(STORED DATA)
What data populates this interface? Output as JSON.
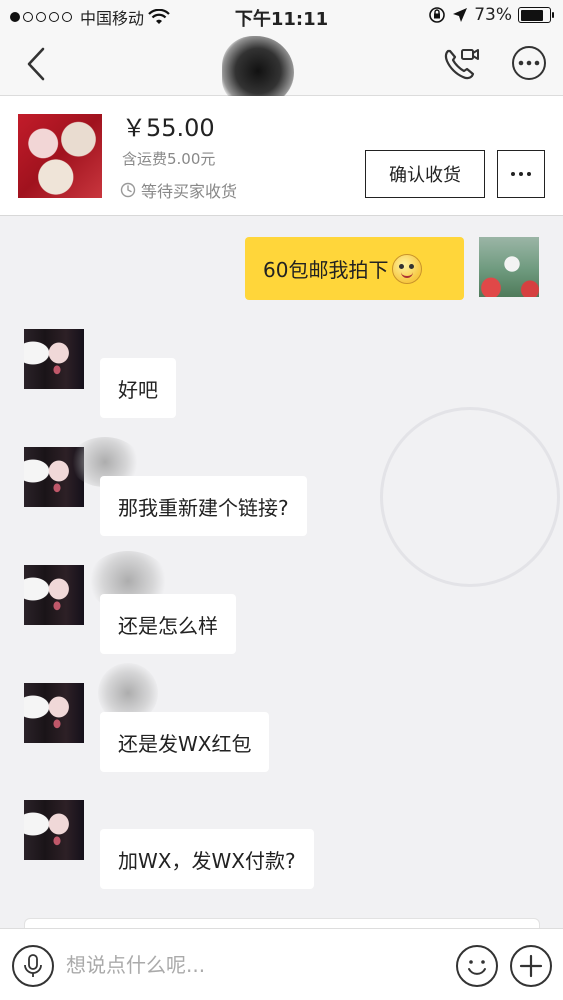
{
  "status_bar": {
    "carrier": "中国移动",
    "time": "下午11:11",
    "battery_percent": "73%",
    "battery_level": 0.73,
    "signal_bars_filled": 1,
    "signal_bars_total": 5
  },
  "nav": {
    "back_icon": "chevron-left-icon",
    "call_icon": "phone-video-icon",
    "more_icon": "more-circle-icon"
  },
  "product": {
    "price": "￥55.00",
    "shipping": "含运费5.00元",
    "status": "等待买家收货",
    "confirm_button": "确认收货",
    "more_button_icon": "ellipsis-icon"
  },
  "messages": [
    {
      "sender": "me",
      "text": "60包邮我拍下",
      "has_emoji": true
    },
    {
      "sender": "them",
      "text": "好吧"
    },
    {
      "sender": "them",
      "text": "那我重新建个链接?"
    },
    {
      "sender": "them",
      "text": "还是怎么样"
    },
    {
      "sender": "them",
      "text": "还是发WX红包"
    },
    {
      "sender": "them",
      "text": "加WX，发WX付款?"
    }
  ],
  "input_bar": {
    "placeholder": "想说点什么呢...",
    "mic_icon": "microphone-icon",
    "emoji_icon": "smiley-icon",
    "plus_icon": "plus-icon"
  },
  "colors": {
    "my_bubble": "#ffd63a",
    "their_bubble": "#ffffff",
    "chat_background": "#f1f1f3"
  }
}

(EXERCISE PROMPT)
Every line containing the string "icon" must be listed.

(REPLY TO THE EXERCISE)
    "back_icon": "chevron-left-icon",
    "call_icon": "phone-video-icon",
    "more_icon": "more-circle-icon"
    "more_button_icon": "ellipsis-icon"
    "mic_icon": "microphone-icon",
    "emoji_icon": "smiley-icon",
    "plus_icon": "plus-icon"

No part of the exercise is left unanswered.